→ EXTRACTED ENTRIES:
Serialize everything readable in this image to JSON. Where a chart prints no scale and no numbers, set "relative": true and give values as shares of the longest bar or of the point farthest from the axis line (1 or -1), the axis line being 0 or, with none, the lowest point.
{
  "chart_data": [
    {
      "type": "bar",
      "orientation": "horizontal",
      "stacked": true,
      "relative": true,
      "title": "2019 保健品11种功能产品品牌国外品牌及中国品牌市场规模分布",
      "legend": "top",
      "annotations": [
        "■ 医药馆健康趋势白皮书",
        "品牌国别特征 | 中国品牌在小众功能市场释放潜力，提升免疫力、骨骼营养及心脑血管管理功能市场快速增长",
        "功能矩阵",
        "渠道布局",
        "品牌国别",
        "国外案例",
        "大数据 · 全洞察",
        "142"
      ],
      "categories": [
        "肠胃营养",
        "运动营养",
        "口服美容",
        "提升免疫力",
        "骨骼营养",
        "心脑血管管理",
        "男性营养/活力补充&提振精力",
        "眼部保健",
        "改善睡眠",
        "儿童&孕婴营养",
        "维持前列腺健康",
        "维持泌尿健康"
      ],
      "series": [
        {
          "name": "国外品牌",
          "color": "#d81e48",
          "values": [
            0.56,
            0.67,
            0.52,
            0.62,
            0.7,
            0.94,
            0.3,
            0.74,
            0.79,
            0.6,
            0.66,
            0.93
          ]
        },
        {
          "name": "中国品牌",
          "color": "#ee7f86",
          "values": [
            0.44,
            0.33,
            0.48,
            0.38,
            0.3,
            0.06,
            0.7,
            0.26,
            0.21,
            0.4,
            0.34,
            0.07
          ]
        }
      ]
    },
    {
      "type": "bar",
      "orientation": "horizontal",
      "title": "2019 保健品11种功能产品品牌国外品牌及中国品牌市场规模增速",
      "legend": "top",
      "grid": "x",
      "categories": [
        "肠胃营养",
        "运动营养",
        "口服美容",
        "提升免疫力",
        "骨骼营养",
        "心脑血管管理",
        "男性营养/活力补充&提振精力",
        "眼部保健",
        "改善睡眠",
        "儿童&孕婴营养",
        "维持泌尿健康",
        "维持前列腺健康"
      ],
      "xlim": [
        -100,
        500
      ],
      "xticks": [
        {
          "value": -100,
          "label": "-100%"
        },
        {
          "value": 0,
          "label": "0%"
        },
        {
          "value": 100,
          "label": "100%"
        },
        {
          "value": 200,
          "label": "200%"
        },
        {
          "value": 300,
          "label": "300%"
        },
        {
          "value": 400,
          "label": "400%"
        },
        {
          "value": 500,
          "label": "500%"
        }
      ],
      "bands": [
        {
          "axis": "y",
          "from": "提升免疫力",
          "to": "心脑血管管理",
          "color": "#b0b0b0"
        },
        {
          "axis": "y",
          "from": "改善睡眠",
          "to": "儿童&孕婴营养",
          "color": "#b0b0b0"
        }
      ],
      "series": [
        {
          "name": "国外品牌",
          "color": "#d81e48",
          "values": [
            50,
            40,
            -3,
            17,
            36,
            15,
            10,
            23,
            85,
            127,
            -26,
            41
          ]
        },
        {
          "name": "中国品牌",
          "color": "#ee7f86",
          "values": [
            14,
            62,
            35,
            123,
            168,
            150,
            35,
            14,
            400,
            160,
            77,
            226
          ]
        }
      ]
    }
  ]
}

→ INSTRUCTIONS TO FOLLOW: Each line in the listing above that contains "true" should be copied.

→ ANSWER TO THE EXERCISE:
Serialize everything readable in this image to JSON. Where a chart prints no scale and no numbers, set "relative": true and give values as shares of the longest bar or of the point farthest from the axis line (1 or -1), the axis line being 0 or, with none, the lowest point.
      "stacked": true,
      "relative": true,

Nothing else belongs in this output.